Stated problem - Copy the data word for word, keeping every line.

Recorded information -
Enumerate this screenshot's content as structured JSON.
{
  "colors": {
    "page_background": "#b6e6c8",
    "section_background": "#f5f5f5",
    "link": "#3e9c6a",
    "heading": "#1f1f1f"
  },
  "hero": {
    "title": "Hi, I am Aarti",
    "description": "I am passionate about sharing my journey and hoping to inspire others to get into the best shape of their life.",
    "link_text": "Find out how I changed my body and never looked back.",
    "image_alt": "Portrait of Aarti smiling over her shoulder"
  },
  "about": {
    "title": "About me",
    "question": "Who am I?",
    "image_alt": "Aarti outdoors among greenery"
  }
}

Solution for this task -
Enumerate this screenshot's content as structured JSON.
{
  "colors": {
    "page_background": "#b6e6c8",
    "section_background": "#f5f5f5",
    "link": "#3e9c6a",
    "heading": "#1f1f1f"
  },
  "hero": {
    "title": "Hi, I am Aarti",
    "description": "I am passionate about sharing my journey and hoping to inspire others to get into the best shape of their life.",
    "link_text": "Find out how I changed my body and never looked back.",
    "image_alt": "Portrait of Aarti smiling over her shoulder"
  },
  "about": {
    "title": "About me",
    "question": "Who am I?",
    "image_alt": "Aarti outdoors among greenery"
  }
}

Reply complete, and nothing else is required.